--- start of Task input ---
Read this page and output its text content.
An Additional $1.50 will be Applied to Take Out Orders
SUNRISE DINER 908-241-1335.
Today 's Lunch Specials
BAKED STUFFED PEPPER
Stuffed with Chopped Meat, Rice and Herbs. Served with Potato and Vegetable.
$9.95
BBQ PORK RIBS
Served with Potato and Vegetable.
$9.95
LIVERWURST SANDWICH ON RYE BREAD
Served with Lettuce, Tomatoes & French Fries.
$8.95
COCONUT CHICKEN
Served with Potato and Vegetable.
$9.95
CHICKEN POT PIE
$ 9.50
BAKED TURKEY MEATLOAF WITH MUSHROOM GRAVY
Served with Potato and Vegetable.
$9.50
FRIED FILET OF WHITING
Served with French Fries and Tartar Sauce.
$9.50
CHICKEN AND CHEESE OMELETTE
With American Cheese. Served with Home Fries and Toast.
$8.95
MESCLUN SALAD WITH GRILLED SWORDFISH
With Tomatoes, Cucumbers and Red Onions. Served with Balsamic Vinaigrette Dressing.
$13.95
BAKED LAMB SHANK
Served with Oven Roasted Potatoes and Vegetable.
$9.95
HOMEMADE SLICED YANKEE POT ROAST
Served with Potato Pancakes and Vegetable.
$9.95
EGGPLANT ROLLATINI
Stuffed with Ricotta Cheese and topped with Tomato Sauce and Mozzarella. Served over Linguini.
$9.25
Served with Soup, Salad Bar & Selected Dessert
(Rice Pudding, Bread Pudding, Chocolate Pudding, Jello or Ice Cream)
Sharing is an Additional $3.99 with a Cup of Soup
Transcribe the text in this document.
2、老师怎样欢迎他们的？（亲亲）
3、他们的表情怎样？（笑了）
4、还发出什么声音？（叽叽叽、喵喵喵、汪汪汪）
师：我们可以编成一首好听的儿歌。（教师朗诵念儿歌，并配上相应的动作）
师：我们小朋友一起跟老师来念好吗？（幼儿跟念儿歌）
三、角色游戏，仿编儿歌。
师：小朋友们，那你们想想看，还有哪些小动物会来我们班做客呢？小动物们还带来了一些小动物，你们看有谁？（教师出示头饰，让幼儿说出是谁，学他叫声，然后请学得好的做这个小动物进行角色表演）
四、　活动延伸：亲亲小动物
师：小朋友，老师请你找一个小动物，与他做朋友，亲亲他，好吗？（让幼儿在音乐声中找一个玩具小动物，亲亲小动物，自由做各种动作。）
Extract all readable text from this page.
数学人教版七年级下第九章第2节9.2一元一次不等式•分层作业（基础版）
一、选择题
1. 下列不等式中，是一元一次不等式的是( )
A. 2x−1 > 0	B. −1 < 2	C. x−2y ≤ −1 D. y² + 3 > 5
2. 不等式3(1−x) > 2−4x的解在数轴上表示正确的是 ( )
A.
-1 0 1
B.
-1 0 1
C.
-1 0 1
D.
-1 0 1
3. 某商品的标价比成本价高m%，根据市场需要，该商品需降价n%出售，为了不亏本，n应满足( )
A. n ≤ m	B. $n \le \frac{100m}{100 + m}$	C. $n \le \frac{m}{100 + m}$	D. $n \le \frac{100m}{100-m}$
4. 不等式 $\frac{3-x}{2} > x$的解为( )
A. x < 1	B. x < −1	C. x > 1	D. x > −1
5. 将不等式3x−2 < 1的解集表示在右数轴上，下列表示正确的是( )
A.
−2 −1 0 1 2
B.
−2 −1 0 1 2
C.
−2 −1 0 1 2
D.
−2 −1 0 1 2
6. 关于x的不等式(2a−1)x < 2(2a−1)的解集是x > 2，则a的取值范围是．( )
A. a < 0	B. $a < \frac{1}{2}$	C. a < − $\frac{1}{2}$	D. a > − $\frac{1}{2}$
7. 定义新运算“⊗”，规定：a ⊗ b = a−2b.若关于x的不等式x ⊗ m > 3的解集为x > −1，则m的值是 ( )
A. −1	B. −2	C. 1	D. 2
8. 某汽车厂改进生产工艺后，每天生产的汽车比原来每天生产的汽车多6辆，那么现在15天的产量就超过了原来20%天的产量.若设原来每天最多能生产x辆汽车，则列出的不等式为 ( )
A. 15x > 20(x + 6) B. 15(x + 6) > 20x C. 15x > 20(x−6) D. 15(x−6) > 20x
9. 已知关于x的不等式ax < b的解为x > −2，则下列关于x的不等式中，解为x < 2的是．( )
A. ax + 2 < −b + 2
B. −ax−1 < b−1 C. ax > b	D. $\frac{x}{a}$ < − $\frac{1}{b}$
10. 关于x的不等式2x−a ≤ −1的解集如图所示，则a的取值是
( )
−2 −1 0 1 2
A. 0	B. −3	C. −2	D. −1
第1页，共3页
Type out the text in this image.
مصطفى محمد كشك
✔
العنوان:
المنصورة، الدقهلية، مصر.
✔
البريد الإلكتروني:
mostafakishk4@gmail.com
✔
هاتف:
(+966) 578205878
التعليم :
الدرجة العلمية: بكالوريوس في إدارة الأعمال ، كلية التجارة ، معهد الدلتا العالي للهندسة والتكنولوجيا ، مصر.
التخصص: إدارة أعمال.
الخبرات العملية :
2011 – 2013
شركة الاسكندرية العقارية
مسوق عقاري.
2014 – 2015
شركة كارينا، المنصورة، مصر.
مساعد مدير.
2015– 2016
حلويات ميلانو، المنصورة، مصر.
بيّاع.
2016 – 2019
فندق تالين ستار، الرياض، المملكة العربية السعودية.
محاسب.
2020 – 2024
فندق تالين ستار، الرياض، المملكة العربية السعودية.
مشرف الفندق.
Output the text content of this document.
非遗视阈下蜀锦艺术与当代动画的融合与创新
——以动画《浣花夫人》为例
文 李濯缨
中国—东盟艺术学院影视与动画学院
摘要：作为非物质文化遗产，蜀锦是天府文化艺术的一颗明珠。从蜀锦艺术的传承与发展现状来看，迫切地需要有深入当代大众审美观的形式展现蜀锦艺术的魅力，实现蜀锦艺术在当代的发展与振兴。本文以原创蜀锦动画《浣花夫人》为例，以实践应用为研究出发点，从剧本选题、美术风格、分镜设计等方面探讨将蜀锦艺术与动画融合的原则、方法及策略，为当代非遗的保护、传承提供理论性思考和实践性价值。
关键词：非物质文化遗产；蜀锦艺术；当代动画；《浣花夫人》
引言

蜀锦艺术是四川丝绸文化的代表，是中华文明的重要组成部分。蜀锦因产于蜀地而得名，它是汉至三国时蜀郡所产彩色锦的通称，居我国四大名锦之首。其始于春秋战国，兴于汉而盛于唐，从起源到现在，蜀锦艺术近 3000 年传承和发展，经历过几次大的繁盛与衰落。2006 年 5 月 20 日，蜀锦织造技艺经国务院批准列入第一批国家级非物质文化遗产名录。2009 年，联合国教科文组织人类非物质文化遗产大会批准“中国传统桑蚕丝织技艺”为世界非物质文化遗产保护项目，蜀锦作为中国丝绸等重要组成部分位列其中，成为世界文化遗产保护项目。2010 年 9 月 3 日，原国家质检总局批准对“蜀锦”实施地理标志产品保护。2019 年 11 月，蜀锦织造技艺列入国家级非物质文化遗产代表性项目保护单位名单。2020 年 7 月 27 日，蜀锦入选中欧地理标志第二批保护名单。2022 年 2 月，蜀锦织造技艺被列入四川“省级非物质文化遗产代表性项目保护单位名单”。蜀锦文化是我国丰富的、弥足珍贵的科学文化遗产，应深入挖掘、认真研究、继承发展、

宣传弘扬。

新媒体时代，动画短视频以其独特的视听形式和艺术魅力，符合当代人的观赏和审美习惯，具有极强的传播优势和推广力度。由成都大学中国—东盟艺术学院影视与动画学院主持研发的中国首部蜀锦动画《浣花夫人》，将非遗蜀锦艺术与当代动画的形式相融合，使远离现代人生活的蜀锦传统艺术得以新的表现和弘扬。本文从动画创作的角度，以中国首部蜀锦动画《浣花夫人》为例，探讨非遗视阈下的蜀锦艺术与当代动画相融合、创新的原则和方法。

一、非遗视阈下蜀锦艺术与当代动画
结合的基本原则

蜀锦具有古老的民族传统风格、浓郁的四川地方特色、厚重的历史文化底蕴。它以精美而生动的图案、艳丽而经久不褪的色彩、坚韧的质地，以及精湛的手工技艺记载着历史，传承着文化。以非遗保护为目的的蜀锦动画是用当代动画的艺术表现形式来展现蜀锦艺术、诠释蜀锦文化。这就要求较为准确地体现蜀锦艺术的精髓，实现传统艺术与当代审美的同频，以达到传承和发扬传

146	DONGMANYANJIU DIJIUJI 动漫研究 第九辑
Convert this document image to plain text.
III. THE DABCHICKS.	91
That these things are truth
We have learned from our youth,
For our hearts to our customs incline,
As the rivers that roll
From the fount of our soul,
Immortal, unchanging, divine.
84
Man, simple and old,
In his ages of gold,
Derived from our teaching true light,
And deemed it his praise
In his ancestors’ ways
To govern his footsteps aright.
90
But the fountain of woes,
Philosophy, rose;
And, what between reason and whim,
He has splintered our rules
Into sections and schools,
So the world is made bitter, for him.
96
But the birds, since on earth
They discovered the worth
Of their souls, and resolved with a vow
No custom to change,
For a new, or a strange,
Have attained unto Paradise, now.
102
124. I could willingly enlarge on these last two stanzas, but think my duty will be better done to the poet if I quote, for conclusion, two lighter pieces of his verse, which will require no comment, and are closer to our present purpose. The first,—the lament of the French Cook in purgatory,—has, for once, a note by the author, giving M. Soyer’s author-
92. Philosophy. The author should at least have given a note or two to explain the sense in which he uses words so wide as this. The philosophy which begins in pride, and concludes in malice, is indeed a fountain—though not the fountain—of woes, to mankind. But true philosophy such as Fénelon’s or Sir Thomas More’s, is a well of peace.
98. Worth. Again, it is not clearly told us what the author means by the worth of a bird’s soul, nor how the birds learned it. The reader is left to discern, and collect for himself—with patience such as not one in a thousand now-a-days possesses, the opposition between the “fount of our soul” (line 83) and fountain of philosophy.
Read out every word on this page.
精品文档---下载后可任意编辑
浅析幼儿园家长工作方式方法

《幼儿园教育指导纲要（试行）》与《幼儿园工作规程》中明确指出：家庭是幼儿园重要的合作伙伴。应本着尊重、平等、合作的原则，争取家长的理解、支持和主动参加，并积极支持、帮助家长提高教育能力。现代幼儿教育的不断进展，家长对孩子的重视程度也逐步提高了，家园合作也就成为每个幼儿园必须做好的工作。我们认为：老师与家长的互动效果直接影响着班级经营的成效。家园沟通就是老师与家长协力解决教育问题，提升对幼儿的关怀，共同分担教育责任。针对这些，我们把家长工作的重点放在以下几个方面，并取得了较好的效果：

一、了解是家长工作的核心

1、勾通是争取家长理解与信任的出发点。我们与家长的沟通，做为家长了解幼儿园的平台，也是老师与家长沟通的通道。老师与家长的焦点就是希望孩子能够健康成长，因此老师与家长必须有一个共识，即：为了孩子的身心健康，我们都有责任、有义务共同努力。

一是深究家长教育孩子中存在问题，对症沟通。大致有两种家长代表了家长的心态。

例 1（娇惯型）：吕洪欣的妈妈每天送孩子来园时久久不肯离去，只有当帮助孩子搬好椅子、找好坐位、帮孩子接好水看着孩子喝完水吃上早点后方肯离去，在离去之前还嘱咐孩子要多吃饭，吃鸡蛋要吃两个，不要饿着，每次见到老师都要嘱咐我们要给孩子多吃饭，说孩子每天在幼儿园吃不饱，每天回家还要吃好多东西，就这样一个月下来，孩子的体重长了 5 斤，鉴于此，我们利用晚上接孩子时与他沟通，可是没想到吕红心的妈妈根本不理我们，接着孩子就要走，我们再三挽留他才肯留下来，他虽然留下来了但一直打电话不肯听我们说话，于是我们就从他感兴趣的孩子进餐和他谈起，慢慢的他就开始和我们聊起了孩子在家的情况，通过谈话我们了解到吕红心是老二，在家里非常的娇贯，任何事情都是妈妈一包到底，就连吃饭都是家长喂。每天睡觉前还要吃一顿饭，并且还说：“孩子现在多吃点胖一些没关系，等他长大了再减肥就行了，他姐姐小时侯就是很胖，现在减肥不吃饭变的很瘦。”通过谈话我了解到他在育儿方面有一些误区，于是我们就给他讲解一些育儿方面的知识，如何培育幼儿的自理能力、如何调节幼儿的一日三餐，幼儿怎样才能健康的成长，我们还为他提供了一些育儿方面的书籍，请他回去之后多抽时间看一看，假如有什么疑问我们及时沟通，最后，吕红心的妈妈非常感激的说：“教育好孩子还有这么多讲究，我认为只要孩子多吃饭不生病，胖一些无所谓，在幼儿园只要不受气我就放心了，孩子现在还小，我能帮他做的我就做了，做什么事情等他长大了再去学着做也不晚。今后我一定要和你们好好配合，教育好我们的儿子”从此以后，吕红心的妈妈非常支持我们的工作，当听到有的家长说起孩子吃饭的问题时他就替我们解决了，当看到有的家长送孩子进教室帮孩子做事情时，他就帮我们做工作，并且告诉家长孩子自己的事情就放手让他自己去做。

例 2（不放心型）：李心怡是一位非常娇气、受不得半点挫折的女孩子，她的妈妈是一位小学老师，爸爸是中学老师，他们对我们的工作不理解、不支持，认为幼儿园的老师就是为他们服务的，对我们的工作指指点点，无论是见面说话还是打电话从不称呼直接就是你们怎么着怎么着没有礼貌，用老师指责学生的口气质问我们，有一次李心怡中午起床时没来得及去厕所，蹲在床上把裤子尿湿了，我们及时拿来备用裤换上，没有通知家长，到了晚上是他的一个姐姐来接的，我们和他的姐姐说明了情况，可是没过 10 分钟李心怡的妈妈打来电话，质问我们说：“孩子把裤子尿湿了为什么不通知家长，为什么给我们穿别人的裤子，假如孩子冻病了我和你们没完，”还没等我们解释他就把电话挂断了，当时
--- end of Task input ---
■ Exercise description: Which lines hold the word "such"? Show each one.

■ Completed exercise:
92. Philosophy. The author should at least have given a note or two to explain the sense in which he uses words so wide as this. The philosophy which begins in pride, and concludes in malice, is indeed a fountain—though not the fountain—of woes, to mankind. But true philosophy such as Fénelon’s or Sir Thomas More’s, is a well of peace.
98. Worth. Again, it is not clearly told us what the author means by the worth of a bird’s soul, nor how the birds learned it. The reader is left to discern, and collect for himself—with patience such as not one in a thousand now-a-days possesses, the opposition between the “fount of our soul” (line 83) and fountain of philosophy.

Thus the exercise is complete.